(Saved entries)
--- start ---
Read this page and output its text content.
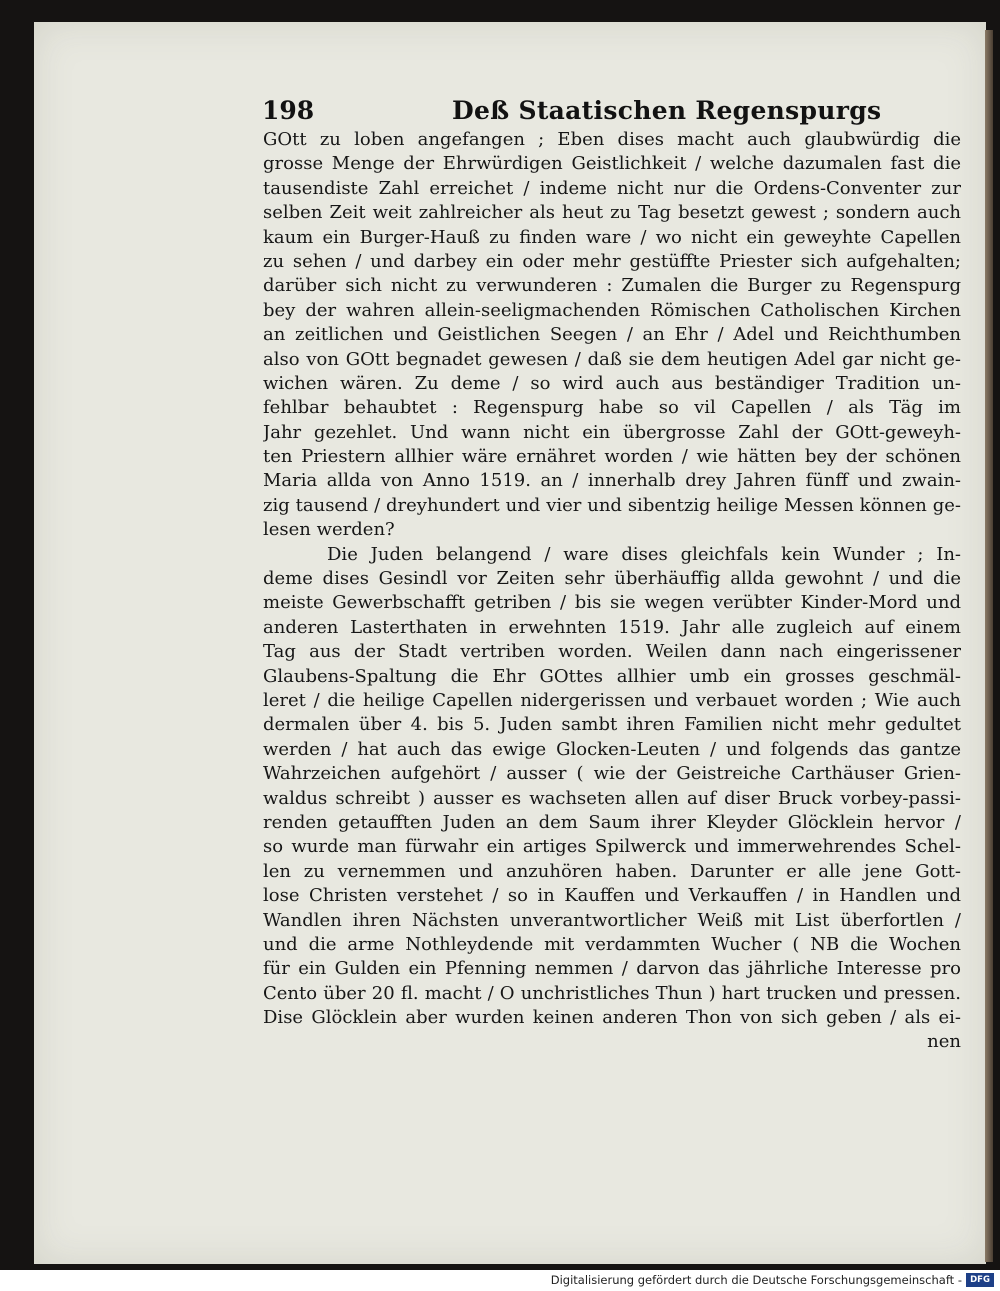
198	Deß Staatischen Regenspurgs
GOtt zu loben angefangen ; Eben dises macht auch glaubwürdig die
grosse Menge der Ehrwürdigen Geistlichkeit / welche dazumalen fast die
tausendiste Zahl erreichet / indeme nicht nur die Ordens-Conventer zur
selben Zeit weit zahlreicher als heut zu Tag besetzt gewest ; sondern auch
kaum ein Burger-Hauß zu finden ware / wo nicht ein geweyhte Capellen
zu sehen / und darbey ein oder mehr gestüffte Priester sich aufgehalten;
darüber sich nicht zu verwunderen : Zumalen die Burger zu Regenspurg
bey der wahren allein-seeligmachenden Römischen Catholischen Kirchen
an zeitlichen und Geistlichen Seegen / an Ehr / Adel und Reichthumben
also von GOtt begnadet gewesen / daß sie dem heutigen Adel gar nicht ge-
wichen wären. Zu deme / so wird auch aus beständiger Tradition un-
fehlbar behaubtet : Regenspurg habe so vil Capellen / als Täg im
Jahr gezehlet. Und wann nicht ein übergrosse Zahl der GOtt-geweyh-
ten Priestern allhier wäre ernähret worden / wie hätten bey der schönen
Maria allda von Anno 1519. an / innerhalb drey Jahren fünff und zwain-
zig tausend / dreyhundert und vier und sibentzig heilige Messen können ge-
lesen werden?
Die Juden belangend / ware dises gleichfals kein Wunder ; In-
deme dises Gesindl vor Zeiten sehr überhäuffig allda gewohnt / und die
meiste Gewerbschafft getriben / bis sie wegen verübter Kinder-Mord und
anderen Lasterthaten in erwehnten 1519. Jahr alle zugleich auf einem
Tag aus der Stadt vertriben worden. Weilen dann nach eingerissener
Glaubens-Spaltung die Ehr GOttes allhier umb ein grosses geschmäl-
leret / die heilige Capellen nidergerissen und verbauet worden ; Wie auch
dermalen über 4. bis 5. Juden sambt ihren Familien nicht mehr gedultet
werden / hat auch das ewige Glocken-Leuten / und folgends das gantze
Wahrzeichen aufgehört / ausser ( wie der Geistreiche Carthäuser Grien-
waldus schreibt ) ausser es wachseten allen auf diser Bruck vorbey-passi-
renden getaufften Juden an dem Saum ihrer Kleyder Glöcklein hervor /
so wurde man fürwahr ein artiges Spilwerck und immerwehrendes Schel-
len zu vernemmen und anzuhören haben. Darunter er alle jene Gott-
lose Christen verstehet / so in Kauffen und Verkauffen / in Handlen und
Wandlen ihren Nächsten unverantwortlicher Weiß mit List überfortlen /
und die arme Nothleydende mit verdammten Wucher ( NB die Wochen
für ein Gulden ein Pfenning nemmen / darvon das jährliche Interesse pro
Cento über 20 fl. macht / O unchristliches Thun ) hart trucken und pressen.
Dise Glöcklein aber wurden keinen anderen Thon von sich geben / als ei-
nen
Digitalisierung gefördert durch die Deutsche Forschungsgemeinschaft - DFG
--- end ---
Using the records above, copy each line that contains "auch".

Final result:
GOtt zu loben angefangen ; Eben dises macht auch glaubwürdig die
selben Zeit weit zahlreicher als heut zu Tag besetzt gewest ; sondern auch
wichen wären. Zu deme / so wird auch aus beständiger Tradition un-
leret / die heilige Capellen nidergerissen und verbauet worden ; Wie auch
werden / hat auch das ewige Glocken-Leuten / und folgends das gantze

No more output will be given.